>> BEGIN
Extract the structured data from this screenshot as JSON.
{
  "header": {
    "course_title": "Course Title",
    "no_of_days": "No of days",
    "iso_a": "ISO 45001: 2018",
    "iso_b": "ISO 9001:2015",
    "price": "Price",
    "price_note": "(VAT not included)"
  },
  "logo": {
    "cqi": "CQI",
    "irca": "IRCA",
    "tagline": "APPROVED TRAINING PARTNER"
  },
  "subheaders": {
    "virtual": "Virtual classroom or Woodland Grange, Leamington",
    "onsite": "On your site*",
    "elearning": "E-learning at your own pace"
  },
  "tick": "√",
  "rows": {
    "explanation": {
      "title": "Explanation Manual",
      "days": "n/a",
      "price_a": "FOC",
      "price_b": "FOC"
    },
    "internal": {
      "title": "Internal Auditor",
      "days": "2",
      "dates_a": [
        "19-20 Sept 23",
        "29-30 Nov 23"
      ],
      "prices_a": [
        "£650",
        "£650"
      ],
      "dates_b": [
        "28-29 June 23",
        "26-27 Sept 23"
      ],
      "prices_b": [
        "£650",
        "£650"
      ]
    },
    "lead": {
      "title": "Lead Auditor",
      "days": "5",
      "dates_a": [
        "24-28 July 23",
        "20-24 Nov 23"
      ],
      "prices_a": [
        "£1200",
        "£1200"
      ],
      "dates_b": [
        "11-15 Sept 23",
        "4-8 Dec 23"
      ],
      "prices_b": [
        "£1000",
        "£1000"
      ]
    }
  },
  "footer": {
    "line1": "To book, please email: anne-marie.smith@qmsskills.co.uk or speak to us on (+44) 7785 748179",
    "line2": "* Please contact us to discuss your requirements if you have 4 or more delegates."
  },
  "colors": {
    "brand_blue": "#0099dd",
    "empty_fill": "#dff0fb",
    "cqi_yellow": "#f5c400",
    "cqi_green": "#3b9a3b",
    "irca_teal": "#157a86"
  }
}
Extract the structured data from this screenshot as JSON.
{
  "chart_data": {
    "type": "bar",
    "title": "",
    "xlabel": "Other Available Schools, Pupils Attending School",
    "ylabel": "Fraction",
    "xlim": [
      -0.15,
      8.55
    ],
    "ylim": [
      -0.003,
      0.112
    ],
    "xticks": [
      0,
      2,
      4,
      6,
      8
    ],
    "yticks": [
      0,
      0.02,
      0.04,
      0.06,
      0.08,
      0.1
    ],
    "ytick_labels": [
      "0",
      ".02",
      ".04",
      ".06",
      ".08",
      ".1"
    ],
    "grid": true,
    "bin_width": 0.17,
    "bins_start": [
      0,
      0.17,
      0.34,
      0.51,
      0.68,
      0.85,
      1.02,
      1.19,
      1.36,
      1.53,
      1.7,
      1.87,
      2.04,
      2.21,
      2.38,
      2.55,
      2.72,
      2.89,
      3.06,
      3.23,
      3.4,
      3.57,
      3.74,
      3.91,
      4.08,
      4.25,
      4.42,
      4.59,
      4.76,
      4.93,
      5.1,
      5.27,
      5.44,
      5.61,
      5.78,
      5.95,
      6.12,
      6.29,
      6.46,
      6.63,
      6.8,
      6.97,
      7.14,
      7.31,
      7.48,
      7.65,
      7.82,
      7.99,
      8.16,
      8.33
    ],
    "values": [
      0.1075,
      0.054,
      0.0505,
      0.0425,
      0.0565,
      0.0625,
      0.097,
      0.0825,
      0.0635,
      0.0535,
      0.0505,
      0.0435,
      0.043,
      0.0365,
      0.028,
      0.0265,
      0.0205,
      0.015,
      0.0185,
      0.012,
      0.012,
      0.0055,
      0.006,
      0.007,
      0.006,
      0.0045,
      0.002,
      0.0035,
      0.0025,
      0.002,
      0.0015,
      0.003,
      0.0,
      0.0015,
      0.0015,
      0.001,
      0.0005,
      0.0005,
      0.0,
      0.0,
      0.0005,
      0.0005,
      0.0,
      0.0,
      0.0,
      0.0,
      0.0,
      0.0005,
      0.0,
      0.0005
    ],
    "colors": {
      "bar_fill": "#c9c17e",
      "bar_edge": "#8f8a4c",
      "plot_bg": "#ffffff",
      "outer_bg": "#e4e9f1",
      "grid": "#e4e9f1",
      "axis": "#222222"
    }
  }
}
>> END
* [YOUR INSTRUCTIONS]
Give only the number of lines in the records that include the word "days".

* [PROBLEM SOLUTION]
4